**Task objective**
Every line that includes the word "CrossViews" is to be listed.

**Data section**

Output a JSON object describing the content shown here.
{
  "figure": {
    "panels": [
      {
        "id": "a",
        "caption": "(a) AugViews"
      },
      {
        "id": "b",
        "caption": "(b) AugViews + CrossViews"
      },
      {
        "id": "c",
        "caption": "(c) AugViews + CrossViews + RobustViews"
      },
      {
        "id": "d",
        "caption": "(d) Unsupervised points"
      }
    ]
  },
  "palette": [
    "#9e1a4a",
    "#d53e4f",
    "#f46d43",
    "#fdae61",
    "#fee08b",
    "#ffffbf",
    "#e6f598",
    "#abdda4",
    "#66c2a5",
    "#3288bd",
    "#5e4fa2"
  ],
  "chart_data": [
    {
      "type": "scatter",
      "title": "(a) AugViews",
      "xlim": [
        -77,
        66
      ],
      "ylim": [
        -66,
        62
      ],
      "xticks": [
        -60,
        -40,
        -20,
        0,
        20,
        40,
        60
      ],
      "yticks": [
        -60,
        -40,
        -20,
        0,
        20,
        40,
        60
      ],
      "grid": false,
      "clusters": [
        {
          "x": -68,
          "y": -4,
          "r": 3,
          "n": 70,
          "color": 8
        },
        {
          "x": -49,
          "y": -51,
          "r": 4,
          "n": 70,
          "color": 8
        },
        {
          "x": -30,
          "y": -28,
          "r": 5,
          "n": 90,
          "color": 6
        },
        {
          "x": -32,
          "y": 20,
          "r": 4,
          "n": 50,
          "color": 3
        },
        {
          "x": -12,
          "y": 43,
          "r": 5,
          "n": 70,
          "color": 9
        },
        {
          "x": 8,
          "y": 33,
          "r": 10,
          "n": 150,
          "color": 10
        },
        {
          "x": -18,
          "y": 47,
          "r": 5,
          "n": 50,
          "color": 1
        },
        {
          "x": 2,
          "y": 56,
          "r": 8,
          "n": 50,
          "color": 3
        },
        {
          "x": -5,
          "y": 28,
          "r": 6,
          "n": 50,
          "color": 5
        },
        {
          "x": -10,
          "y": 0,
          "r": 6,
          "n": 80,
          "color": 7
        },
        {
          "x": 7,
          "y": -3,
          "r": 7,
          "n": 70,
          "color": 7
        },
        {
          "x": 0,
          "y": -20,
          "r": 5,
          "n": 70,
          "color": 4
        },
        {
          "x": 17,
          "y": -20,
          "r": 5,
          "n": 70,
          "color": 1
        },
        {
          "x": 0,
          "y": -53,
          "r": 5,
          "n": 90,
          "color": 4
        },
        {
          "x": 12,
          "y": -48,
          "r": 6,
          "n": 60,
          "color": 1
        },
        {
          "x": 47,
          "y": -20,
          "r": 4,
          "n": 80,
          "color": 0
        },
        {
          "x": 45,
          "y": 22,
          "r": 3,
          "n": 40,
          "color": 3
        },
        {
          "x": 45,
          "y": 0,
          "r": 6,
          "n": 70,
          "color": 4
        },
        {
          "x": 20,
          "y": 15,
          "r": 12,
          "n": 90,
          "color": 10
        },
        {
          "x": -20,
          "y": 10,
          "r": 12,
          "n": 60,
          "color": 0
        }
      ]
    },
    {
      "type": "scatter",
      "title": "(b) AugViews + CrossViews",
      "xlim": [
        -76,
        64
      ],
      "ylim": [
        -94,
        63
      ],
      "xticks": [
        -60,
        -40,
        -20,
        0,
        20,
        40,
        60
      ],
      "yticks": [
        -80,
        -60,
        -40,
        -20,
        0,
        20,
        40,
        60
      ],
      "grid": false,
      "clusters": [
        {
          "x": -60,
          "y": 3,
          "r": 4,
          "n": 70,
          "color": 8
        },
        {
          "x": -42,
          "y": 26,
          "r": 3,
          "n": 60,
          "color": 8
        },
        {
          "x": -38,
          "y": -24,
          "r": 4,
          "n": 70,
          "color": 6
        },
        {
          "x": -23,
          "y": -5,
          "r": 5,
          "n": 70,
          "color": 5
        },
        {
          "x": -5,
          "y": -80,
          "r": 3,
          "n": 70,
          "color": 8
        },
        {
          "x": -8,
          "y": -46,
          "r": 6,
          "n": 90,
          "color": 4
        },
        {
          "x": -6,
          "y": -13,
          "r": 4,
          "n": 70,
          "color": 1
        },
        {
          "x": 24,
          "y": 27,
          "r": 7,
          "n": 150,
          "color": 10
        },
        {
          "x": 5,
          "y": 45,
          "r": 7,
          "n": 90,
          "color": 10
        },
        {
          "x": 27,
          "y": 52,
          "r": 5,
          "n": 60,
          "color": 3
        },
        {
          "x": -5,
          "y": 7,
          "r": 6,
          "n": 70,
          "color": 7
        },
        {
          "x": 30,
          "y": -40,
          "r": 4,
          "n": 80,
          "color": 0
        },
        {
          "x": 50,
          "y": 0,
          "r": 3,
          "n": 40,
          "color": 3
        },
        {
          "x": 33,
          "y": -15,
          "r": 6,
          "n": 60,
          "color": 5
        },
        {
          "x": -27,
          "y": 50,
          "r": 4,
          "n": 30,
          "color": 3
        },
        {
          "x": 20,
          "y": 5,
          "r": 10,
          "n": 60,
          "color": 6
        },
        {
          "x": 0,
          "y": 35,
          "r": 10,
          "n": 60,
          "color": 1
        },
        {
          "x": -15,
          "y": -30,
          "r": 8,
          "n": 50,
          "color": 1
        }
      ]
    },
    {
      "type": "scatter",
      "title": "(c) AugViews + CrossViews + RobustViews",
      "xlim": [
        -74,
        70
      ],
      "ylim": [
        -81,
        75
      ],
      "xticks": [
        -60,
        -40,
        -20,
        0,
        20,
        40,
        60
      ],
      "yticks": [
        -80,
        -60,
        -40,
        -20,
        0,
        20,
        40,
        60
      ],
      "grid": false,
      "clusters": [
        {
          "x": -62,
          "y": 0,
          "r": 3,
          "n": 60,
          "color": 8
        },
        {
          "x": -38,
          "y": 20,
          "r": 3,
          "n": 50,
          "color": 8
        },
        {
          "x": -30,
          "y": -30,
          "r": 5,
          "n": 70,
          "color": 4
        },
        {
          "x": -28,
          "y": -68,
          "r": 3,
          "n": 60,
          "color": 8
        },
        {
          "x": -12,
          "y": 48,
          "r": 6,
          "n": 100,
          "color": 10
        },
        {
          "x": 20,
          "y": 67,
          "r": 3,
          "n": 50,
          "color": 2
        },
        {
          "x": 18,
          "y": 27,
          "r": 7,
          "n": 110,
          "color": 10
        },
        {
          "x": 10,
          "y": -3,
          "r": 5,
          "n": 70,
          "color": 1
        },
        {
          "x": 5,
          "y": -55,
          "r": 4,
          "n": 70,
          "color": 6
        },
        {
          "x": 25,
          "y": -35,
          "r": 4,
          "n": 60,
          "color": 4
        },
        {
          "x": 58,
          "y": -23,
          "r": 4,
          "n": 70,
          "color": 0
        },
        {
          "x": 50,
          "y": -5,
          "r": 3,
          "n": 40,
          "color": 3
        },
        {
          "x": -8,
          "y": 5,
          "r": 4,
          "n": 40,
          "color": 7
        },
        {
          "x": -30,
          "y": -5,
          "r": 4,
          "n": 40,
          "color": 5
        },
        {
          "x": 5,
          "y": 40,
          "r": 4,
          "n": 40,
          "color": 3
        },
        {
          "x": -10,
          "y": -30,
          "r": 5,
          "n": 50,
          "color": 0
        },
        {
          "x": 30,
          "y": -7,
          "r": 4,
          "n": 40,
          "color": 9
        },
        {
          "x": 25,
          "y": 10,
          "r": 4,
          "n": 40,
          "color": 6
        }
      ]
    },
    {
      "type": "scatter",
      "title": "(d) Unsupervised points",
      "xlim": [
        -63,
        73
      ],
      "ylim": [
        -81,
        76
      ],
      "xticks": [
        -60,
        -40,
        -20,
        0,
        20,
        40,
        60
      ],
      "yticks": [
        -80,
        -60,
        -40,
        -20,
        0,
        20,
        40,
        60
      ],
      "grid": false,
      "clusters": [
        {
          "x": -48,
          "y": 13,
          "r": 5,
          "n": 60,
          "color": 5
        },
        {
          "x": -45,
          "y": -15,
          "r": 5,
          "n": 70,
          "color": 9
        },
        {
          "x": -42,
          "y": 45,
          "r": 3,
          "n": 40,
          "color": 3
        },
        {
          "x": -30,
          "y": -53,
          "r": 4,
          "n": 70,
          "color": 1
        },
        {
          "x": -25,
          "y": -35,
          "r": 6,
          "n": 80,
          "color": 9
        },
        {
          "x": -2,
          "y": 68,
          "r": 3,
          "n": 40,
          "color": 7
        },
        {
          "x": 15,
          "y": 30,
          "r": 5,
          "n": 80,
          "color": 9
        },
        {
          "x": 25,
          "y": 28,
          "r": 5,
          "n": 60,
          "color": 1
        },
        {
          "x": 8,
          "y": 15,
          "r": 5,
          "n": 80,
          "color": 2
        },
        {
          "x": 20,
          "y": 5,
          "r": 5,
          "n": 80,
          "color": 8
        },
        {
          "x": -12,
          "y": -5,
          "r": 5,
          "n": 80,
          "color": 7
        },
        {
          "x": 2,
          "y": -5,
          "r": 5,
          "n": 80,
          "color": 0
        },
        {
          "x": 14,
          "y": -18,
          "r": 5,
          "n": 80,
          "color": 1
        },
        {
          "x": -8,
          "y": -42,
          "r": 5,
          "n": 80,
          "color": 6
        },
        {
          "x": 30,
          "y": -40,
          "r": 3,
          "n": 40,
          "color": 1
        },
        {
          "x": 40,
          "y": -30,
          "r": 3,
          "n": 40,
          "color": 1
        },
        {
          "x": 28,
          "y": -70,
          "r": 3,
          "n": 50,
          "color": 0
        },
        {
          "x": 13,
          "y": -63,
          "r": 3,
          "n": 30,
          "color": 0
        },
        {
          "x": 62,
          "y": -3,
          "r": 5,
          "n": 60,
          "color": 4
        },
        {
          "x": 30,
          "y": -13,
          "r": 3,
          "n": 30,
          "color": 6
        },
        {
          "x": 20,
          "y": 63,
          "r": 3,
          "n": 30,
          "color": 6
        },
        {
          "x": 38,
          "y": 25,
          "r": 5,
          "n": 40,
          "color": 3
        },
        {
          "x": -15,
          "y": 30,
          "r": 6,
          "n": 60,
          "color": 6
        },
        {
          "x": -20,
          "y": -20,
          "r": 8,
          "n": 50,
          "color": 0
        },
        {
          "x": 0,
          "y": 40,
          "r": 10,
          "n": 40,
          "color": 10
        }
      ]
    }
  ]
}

**Completed task**
        "caption": "(b) AugViews + CrossViews"
        "caption": "(c) AugViews + CrossViews + RobustViews"
      "title": "(b) AugViews + CrossViews",
      "title": "(c) AugViews + CrossViews + RobustViews",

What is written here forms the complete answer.